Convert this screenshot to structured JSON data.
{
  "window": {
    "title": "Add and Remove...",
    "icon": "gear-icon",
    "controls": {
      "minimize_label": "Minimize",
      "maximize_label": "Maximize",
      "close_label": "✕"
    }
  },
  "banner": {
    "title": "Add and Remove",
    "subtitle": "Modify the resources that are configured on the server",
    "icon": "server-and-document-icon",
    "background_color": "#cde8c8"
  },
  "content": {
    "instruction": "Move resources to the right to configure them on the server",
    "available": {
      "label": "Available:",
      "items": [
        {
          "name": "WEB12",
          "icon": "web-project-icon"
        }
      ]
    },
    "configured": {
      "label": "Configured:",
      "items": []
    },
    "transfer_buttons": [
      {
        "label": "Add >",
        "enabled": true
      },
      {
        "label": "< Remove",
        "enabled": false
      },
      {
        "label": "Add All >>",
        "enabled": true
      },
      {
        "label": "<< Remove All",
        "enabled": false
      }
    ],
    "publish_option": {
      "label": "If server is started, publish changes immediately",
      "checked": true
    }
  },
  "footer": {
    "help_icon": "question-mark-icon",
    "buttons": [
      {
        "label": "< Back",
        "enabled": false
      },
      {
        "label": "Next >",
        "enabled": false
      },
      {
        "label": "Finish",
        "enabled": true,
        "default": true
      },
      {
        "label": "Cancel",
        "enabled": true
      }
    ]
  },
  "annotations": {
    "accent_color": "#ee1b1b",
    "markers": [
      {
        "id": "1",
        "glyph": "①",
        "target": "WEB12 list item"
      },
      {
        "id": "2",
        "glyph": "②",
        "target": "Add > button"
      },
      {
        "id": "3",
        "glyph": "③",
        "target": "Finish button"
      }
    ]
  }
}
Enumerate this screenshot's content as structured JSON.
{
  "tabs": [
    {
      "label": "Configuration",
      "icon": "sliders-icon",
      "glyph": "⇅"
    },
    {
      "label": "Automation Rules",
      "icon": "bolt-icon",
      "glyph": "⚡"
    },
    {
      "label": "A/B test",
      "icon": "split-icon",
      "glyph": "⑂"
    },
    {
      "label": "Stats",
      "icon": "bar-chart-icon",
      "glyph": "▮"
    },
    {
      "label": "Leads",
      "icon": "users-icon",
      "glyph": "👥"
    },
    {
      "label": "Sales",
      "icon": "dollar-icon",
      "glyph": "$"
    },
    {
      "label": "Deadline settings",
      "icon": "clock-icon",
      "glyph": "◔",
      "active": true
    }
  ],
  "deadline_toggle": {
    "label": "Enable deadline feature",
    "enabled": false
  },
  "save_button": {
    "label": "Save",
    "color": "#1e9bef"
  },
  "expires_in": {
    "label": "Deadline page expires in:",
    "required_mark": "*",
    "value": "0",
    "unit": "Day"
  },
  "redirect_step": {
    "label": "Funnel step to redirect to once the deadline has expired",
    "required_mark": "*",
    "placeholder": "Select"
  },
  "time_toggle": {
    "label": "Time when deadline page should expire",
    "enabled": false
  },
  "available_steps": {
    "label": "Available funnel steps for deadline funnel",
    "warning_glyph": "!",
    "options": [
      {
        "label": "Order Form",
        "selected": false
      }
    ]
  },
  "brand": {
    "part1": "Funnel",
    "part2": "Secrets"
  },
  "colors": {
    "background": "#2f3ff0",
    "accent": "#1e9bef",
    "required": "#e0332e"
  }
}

### TASK DESCRIPTION:
Pick out, from the lines above, every one that contains the string "resources".

### ANSWER:
    "subtitle": "Modify the resources that are configured on the server",
    "instruction": "Move resources to the right to configure them on the server",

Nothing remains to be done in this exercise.